### EXERCISE AIM
Update the part of the corporate tax discussion from "I'm not sure" up to and including "about double taxation." by putting "overseas government" in place of "foreign government".
::: PASSAGE TO READ
Tax the foreign company on their revenue within the United States then.

They would tax digital companies doing businesses in the US.

I'm still yet to hear why a US company should pay tax on revenues earned outside the US. This goes for Google and Microsoft too. What has the Federal Government done to earn the tax?

You already pay taxes for profits in the US market. What they're wrangling over is paying US taxes for income generated in other markets.

I'm not sure why any corporation would want to be headquartered in the US.


Companies already get to reduce their US tax by the amount of tax they paid a foreign government. The issue here is that that they've moved the profits to places where little or no taxes are paid at all. This is not about double taxation.

In this case its a tax on US technology companies.

What does a proper job of taxing US corporations look like?

Currently, US corporations have a minimum tax of 10% on global income or 20% on US income; sounds like the numbers are proposed to change to 15% and 28% (or something; NYT paywall is loading too fast today, and it's a proposed law so the details aren't set and not worth fighting over); and the US is saying hey, these guys are going to pay 15% on income from your country, you may as well have them pay it to you instead.

The AMT on global income was part of the Trump tax changes, and is a departure from the full corporate rate on global income, but only due when/if money made it back to the US.
::::::
::: EXTRACTED RECORDS
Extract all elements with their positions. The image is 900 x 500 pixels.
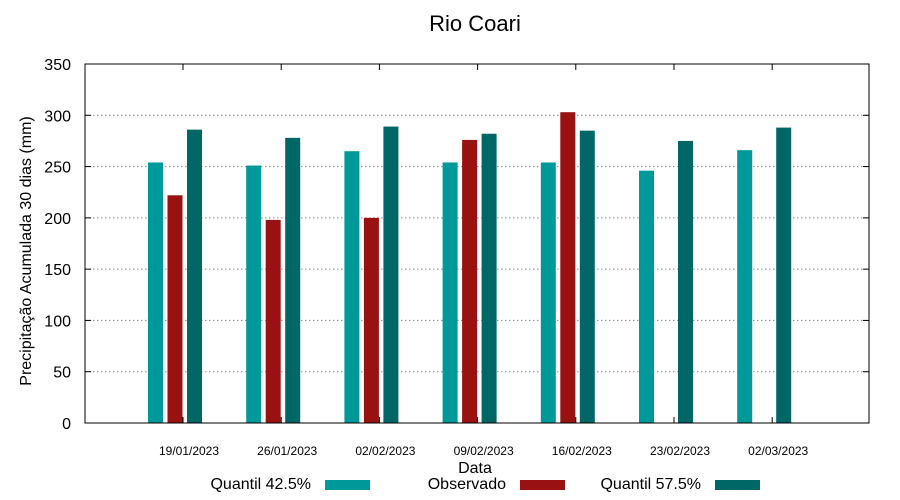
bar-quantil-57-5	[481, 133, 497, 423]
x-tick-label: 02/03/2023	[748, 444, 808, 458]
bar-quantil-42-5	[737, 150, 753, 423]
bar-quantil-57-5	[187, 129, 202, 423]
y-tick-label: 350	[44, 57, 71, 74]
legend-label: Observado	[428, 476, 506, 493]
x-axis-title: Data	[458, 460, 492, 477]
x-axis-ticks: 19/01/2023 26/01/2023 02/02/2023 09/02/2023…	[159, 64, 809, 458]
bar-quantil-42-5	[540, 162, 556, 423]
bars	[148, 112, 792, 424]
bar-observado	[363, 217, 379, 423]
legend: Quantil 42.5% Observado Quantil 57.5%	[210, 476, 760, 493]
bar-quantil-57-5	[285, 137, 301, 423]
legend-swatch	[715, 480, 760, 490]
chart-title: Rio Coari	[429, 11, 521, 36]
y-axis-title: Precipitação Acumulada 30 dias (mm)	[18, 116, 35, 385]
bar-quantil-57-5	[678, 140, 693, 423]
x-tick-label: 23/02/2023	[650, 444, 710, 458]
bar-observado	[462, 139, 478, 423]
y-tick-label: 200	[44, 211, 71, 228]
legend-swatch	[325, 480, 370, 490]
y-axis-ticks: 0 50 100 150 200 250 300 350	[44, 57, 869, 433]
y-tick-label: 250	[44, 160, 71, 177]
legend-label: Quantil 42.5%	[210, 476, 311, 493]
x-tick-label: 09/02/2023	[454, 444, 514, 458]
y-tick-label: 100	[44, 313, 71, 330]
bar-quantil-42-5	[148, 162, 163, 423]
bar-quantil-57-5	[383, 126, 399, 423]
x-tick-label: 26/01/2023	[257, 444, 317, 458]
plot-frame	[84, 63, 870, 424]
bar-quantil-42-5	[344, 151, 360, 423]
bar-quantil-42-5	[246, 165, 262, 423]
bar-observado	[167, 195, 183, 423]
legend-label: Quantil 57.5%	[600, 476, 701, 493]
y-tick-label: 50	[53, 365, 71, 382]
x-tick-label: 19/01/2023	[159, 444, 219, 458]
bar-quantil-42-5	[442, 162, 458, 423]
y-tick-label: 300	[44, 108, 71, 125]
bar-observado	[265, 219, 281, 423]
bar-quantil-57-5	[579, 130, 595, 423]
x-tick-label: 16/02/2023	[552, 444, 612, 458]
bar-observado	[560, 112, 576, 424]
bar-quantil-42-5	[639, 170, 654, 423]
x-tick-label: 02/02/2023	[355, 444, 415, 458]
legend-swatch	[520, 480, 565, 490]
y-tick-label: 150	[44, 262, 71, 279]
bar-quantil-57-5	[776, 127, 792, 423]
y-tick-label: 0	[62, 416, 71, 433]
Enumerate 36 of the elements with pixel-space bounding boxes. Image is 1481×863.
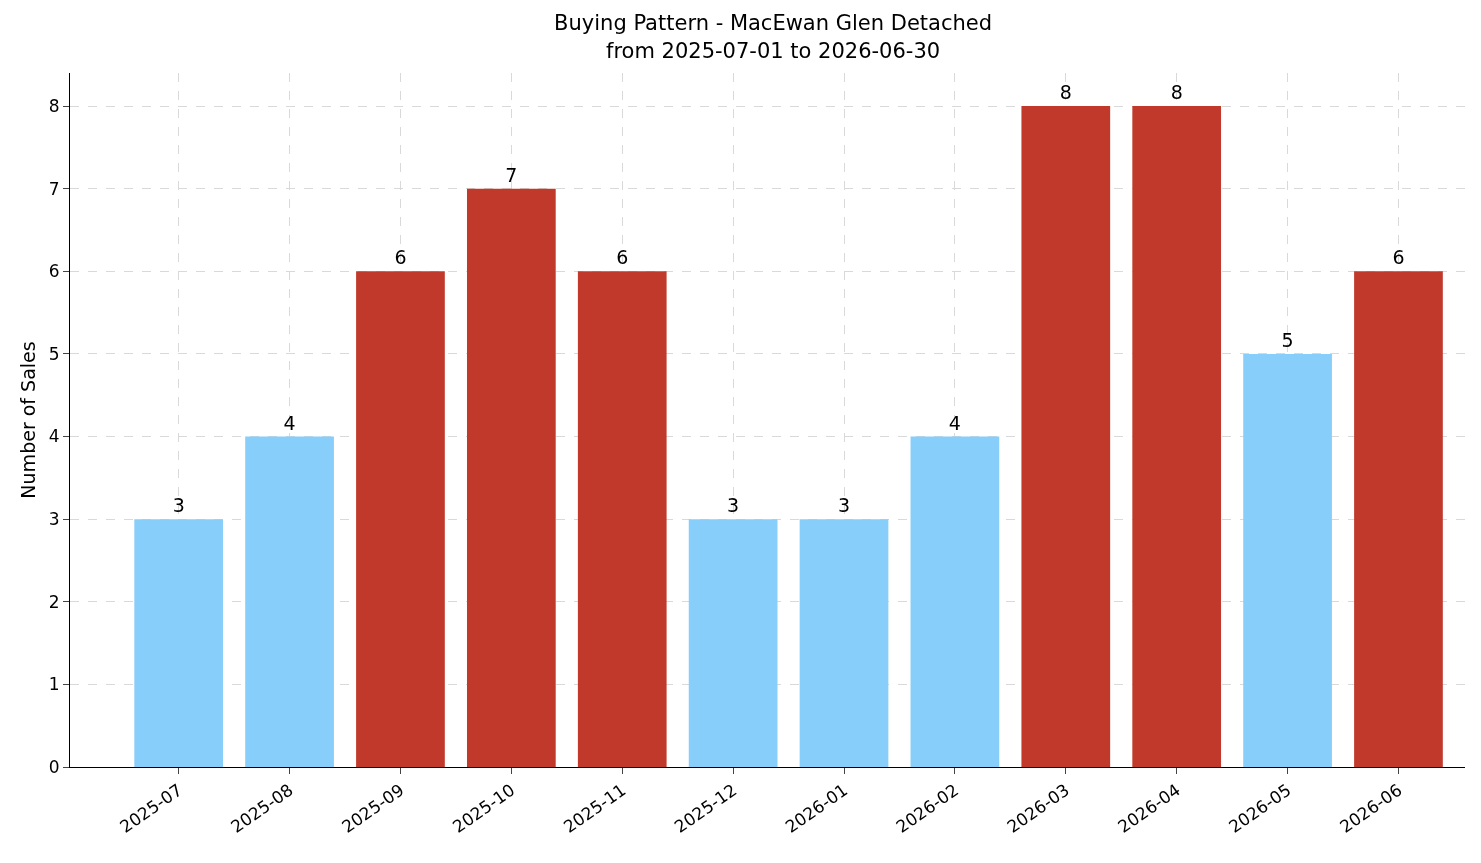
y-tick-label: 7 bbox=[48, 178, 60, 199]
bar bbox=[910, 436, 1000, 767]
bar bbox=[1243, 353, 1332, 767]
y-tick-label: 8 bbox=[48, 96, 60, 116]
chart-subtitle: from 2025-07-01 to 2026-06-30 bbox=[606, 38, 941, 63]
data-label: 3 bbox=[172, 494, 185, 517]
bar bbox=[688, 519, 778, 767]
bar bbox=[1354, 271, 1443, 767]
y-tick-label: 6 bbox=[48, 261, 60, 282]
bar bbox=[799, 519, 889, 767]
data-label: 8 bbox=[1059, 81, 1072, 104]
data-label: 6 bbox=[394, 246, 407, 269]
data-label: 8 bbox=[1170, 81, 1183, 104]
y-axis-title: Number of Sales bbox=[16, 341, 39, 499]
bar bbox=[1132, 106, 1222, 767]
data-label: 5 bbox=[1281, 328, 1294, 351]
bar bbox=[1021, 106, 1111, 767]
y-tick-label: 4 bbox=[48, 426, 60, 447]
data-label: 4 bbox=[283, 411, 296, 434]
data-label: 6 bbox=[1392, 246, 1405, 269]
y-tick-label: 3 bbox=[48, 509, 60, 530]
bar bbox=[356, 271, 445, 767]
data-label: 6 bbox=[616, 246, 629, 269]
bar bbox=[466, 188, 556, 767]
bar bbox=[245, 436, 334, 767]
::::::
### RESULT OF THE TASK
I'm not sure why any corporation would want to be headquartered in the US.


Companies already get to reduce their US tax by the amount of tax they paid a overseas government. The issue here is that that they've moved the profits to places where little or no taxes are paid at all. This is not about double taxation.